§ **Provided material**:
•••••
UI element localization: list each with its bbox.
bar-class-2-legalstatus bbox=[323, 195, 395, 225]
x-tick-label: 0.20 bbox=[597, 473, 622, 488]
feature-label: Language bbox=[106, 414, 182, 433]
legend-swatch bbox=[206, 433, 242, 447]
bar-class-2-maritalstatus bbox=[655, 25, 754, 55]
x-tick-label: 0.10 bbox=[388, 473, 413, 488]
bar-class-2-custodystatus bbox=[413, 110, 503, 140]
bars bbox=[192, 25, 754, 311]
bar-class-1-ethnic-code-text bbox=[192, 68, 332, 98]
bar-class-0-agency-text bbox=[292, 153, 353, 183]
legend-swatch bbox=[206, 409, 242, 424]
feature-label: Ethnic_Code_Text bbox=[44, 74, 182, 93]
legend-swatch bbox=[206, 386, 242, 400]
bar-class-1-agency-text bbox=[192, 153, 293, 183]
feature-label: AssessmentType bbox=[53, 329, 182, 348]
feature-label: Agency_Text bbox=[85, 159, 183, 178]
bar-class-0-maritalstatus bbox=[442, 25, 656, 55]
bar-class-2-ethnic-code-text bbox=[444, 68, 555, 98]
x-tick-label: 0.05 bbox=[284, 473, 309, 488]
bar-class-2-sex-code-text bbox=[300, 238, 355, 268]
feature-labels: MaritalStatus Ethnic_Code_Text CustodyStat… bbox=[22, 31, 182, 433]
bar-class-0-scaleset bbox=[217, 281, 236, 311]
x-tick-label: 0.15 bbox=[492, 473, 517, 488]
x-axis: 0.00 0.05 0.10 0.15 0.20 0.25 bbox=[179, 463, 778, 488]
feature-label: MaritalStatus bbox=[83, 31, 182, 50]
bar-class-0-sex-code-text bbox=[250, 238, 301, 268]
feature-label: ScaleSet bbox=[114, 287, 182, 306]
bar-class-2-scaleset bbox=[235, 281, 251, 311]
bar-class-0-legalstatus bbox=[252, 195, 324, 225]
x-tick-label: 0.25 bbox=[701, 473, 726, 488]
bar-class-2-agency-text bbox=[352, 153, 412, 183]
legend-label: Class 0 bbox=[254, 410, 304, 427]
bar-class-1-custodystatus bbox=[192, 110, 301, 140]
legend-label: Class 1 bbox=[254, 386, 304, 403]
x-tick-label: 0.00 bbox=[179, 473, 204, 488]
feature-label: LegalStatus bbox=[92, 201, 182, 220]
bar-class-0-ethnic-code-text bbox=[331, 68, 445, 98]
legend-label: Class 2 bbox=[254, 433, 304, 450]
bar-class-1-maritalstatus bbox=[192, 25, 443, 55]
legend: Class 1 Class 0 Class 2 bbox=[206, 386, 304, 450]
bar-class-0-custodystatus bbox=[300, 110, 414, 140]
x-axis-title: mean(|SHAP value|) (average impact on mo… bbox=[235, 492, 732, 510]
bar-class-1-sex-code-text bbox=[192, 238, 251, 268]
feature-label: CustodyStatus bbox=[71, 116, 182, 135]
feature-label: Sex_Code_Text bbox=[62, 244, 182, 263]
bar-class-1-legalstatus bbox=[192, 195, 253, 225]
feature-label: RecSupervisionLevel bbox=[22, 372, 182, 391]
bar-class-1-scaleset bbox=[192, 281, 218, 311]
•••••
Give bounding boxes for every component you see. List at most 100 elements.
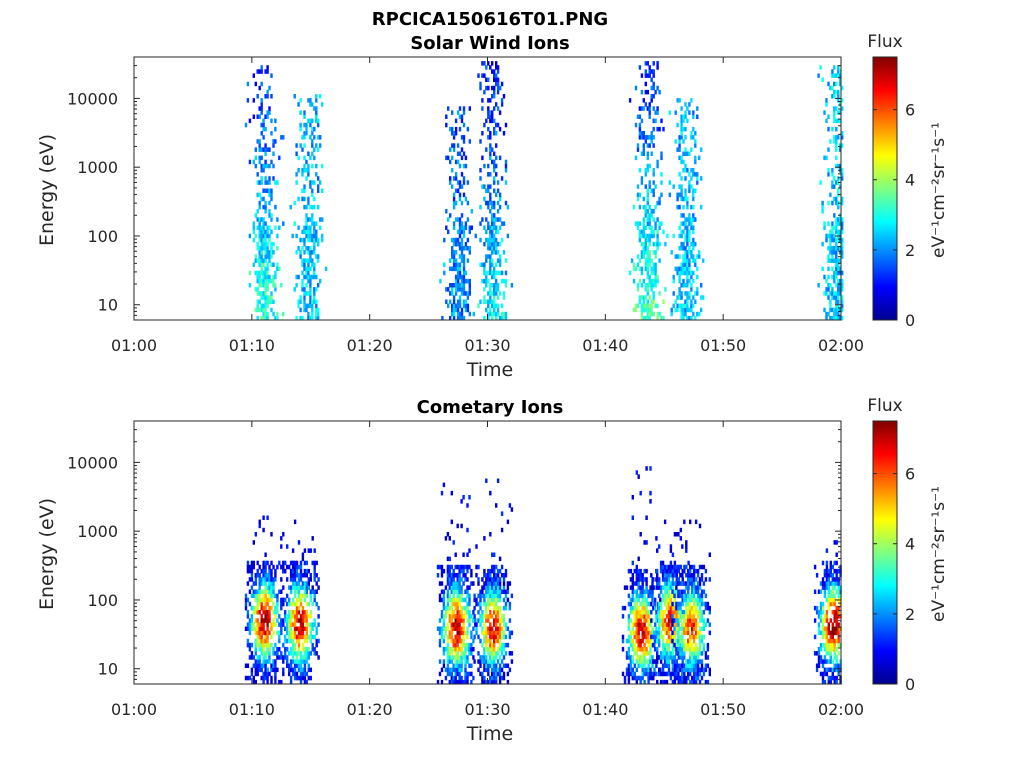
•••••
§ **Task goal**:
Return the records from the line with "UI element localization: list" to the line with "bar-class-0-scaleset bbox=[217, 281, 236, 311]", inclusive, repeating each line exactly.

§ **Completed task**:
UI element localization: list each with its bbox.
bar-class-2-legalstatus bbox=[323, 195, 395, 225]
x-tick-label: 0.20 bbox=[597, 473, 622, 488]
feature-label: Language bbox=[106, 414, 182, 433]
legend-swatch bbox=[206, 433, 242, 447]
bar-class-2-maritalstatus bbox=[655, 25, 754, 55]
x-tick-label: 0.10 bbox=[388, 473, 413, 488]
bar-class-2-custodystatus bbox=[413, 110, 503, 140]
bars bbox=[192, 25, 754, 311]
bar-class-1-ethnic-code-text bbox=[192, 68, 332, 98]
bar-class-0-agency-text bbox=[292, 153, 353, 183]
legend-swatch bbox=[206, 409, 242, 424]
feature-label: Ethnic_Code_Text bbox=[44, 74, 182, 93]
legend-swatch bbox=[206, 386, 242, 400]
bar-class-1-agency-text bbox=[192, 153, 293, 183]
feature-label: AssessmentType bbox=[53, 329, 182, 348]
feature-label: Agency_Text bbox=[85, 159, 183, 178]
bar-class-0-maritalstatus bbox=[442, 25, 656, 55]
bar-class-2-ethnic-code-text bbox=[444, 68, 555, 98]
x-tick-label: 0.05 bbox=[284, 473, 309, 488]
bar-class-2-sex-code-text bbox=[300, 238, 355, 268]
feature-labels: MaritalStatus Ethnic_Code_Text CustodyStat… bbox=[22, 31, 182, 433]
bar-class-0-scaleset bbox=[217, 281, 236, 311]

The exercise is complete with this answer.